_SHORT TASK:_ Go through the lines below and copy each one that holds the string "time".

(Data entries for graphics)

═══

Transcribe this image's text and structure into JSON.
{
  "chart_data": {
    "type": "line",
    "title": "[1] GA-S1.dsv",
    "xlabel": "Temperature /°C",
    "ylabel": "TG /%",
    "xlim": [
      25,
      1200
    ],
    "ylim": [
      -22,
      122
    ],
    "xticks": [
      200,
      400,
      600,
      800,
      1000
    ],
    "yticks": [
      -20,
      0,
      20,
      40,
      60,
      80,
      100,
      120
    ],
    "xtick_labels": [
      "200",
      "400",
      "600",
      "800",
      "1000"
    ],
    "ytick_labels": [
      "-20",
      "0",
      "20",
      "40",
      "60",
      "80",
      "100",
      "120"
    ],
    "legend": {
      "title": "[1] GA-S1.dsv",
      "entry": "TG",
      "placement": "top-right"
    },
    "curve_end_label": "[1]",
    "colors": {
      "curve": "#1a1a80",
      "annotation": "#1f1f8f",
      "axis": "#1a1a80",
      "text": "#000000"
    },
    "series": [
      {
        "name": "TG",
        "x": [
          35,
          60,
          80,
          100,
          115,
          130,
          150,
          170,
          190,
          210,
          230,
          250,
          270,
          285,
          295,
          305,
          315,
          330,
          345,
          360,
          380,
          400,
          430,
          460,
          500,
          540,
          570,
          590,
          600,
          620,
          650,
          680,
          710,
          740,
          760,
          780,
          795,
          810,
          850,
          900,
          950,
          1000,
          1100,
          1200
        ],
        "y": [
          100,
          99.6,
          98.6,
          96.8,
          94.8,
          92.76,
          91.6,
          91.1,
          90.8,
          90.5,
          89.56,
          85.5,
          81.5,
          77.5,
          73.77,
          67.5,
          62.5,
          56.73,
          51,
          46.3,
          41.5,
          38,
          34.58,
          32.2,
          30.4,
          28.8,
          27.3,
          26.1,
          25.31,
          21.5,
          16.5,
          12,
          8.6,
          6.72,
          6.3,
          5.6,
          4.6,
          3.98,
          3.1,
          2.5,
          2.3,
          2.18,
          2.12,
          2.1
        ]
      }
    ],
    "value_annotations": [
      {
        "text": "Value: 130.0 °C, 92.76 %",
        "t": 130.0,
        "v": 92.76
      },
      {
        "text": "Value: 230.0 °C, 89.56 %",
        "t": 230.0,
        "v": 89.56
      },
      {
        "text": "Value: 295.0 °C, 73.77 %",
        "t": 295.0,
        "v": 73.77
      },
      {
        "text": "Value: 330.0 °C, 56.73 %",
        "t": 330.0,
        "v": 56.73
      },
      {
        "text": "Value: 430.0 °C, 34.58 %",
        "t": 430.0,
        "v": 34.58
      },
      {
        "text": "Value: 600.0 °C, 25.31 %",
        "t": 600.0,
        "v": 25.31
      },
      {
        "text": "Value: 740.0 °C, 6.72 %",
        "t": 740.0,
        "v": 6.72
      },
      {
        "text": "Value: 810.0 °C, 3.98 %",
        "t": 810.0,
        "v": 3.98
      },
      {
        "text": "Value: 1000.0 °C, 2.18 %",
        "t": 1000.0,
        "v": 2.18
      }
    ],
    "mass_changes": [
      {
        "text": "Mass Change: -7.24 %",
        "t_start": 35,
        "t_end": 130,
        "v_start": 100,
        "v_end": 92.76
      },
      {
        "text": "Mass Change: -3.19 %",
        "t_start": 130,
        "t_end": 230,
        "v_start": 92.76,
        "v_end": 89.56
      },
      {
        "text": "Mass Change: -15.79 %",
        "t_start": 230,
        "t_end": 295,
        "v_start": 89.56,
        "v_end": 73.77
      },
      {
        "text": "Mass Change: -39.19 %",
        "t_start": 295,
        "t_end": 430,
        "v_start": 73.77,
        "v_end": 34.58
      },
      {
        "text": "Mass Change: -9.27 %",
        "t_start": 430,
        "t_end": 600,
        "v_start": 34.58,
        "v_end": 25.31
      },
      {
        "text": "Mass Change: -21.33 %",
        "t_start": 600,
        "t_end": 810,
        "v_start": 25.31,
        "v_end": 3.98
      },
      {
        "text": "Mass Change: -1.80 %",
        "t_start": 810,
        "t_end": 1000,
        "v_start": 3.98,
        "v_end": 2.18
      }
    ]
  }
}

═══

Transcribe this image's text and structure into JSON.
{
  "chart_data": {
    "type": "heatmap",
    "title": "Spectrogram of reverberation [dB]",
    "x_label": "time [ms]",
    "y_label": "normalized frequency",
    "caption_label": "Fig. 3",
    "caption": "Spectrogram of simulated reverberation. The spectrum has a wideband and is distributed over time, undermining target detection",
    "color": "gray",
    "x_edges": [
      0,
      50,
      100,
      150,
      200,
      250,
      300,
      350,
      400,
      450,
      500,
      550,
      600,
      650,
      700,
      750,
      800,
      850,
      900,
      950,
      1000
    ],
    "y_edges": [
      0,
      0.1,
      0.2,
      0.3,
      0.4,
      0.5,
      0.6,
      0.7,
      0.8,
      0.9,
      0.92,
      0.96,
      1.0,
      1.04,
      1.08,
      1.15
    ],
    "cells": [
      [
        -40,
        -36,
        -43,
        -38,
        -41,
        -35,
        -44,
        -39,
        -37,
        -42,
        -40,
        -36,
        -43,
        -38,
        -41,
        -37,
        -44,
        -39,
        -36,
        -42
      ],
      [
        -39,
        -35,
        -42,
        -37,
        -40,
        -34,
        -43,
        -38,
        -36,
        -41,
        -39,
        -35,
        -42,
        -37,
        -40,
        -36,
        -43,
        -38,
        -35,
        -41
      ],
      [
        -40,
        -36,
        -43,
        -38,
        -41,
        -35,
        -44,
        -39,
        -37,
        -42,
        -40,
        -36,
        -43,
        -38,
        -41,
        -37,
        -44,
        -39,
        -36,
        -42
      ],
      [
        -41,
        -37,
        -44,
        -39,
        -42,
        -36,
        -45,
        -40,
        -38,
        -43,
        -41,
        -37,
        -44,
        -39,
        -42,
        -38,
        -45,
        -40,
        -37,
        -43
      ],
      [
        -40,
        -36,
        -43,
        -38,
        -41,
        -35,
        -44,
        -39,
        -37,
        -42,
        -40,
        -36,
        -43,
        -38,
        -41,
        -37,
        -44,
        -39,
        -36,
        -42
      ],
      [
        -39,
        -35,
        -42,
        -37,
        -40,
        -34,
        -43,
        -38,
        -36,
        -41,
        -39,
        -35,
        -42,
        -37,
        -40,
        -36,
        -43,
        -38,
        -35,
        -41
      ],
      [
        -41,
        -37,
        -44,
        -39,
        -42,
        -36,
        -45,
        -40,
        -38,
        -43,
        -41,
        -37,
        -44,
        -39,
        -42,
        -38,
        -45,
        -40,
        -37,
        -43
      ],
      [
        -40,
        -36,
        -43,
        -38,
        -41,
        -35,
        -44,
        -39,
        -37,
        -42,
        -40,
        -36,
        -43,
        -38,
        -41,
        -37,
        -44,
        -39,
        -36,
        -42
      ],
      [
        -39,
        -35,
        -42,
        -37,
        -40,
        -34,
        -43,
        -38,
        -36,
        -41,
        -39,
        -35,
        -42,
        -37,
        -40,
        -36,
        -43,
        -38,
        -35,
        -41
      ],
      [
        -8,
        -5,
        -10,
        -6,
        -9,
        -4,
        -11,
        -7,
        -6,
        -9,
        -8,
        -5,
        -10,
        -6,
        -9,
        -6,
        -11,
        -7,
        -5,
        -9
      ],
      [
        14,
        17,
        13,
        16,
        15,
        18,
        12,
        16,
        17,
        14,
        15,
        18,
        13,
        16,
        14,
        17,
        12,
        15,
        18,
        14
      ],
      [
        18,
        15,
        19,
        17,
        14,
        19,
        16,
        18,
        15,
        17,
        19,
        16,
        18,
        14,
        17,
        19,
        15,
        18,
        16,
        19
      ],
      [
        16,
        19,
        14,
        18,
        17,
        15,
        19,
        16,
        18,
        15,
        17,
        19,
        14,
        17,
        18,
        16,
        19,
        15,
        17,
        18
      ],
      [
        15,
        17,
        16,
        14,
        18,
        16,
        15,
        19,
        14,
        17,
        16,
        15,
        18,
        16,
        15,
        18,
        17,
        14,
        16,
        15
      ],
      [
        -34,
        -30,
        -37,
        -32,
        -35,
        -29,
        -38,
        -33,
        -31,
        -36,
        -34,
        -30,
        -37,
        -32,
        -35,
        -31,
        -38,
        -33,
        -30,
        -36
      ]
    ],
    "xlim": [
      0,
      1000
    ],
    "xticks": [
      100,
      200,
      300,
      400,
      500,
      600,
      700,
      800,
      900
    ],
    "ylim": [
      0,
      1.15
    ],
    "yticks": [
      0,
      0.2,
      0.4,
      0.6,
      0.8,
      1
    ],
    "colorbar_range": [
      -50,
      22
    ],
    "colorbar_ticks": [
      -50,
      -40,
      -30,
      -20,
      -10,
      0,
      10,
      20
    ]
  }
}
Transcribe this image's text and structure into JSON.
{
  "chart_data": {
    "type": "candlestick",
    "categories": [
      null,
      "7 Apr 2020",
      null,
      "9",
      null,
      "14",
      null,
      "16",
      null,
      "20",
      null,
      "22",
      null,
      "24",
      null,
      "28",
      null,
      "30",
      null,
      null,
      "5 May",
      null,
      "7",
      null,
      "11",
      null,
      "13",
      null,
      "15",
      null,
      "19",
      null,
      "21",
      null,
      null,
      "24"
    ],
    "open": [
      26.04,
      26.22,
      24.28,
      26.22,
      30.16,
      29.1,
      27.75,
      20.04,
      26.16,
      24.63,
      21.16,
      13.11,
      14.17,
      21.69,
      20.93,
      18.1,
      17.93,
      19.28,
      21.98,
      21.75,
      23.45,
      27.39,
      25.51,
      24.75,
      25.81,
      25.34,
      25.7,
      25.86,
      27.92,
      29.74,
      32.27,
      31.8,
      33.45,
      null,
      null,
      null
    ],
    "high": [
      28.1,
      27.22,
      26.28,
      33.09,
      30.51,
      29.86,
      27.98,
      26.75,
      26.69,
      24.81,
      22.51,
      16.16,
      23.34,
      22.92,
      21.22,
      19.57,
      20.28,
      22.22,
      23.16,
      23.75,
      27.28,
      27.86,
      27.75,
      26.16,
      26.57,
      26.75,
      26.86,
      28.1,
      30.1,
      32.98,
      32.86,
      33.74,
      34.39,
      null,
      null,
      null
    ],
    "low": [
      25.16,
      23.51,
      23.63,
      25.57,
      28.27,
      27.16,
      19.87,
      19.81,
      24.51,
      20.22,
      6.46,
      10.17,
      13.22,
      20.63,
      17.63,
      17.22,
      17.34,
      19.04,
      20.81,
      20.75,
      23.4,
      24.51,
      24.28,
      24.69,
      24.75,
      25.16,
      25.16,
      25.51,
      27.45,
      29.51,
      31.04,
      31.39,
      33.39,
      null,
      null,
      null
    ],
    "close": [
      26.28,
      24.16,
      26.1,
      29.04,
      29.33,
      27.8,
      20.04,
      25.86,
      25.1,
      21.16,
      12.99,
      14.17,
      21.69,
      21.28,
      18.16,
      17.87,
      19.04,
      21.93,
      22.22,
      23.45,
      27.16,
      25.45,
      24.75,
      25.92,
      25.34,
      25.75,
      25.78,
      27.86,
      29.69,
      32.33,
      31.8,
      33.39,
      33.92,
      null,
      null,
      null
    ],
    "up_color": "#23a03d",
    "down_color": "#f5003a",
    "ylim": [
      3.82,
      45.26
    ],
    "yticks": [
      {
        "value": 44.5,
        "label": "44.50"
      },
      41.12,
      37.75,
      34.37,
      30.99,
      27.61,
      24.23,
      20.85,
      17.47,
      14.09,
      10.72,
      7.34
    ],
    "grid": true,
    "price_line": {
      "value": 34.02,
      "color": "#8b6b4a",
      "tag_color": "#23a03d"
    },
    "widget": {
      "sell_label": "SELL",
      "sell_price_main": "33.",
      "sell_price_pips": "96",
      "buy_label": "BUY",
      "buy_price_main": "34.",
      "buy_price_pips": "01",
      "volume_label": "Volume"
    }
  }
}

═══

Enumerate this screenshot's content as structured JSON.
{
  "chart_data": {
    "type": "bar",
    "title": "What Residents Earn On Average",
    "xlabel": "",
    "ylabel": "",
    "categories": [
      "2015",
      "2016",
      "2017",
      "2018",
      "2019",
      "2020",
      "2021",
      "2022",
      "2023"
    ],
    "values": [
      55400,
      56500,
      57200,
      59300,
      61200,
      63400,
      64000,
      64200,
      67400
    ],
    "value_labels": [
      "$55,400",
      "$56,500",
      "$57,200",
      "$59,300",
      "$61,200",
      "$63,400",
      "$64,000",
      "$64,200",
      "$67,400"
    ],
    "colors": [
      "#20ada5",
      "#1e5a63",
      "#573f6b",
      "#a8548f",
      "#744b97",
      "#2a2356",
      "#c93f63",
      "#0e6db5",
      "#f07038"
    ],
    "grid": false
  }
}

═══

_EXERCISE RESPONSE:_
    "x_label": "time [ms]",
    "caption": "Spectrogram of simulated reverberation. The spectrum has a wideband and is distributed over time, undermining target detection",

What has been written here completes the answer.